## [Stated problem]
Determine which lines contain the word "none", then copy those lines.

## [Data rows]
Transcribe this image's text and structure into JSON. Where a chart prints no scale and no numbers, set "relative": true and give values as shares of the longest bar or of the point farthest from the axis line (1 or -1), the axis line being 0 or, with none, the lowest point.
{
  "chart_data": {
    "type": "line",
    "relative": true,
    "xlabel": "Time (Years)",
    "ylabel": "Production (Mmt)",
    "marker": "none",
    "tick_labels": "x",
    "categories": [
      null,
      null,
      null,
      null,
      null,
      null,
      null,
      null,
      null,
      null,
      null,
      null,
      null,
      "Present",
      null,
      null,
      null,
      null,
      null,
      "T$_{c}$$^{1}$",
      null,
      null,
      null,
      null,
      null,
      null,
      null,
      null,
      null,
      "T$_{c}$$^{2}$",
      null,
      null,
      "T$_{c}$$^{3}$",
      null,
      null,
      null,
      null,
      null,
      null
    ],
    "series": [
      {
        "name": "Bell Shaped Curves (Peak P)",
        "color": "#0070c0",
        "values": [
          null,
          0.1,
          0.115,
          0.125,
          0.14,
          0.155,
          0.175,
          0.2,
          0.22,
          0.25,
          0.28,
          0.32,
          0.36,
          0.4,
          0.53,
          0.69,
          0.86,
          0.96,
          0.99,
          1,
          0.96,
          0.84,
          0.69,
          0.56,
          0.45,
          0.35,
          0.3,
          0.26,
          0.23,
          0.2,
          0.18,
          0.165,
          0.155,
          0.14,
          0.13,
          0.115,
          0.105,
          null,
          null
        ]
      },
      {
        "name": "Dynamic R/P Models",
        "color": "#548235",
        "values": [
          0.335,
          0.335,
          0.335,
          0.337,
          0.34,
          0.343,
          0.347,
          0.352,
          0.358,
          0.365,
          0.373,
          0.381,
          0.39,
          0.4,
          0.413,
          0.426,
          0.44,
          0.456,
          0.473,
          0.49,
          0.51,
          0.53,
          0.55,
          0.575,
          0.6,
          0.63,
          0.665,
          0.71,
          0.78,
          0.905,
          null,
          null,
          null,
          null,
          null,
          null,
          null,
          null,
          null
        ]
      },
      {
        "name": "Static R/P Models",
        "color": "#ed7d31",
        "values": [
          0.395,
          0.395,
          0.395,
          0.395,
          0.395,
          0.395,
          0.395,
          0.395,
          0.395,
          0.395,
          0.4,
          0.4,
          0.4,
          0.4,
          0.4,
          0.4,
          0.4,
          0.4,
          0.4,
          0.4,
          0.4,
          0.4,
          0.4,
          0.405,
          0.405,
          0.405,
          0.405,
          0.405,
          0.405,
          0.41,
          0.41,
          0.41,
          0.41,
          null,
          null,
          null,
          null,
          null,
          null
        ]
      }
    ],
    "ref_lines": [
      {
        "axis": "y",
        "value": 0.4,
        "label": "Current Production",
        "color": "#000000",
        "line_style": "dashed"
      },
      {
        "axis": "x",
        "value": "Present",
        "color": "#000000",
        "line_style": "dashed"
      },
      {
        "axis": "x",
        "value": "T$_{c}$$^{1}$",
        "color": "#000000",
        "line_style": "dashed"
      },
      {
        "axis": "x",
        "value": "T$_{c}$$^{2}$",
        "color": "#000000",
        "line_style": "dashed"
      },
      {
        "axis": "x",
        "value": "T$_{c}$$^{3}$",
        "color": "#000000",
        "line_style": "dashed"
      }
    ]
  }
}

## [Exercise answer]
Transcribe this image's text and structure into JSON. Where a chart prints no scale and no numbers, set "relative": true and give values as shares of the longest bar or of the point farthest from the axis line (1 or -1), the axis line being 0 or, with none, the lowest point.
    "marker": "none",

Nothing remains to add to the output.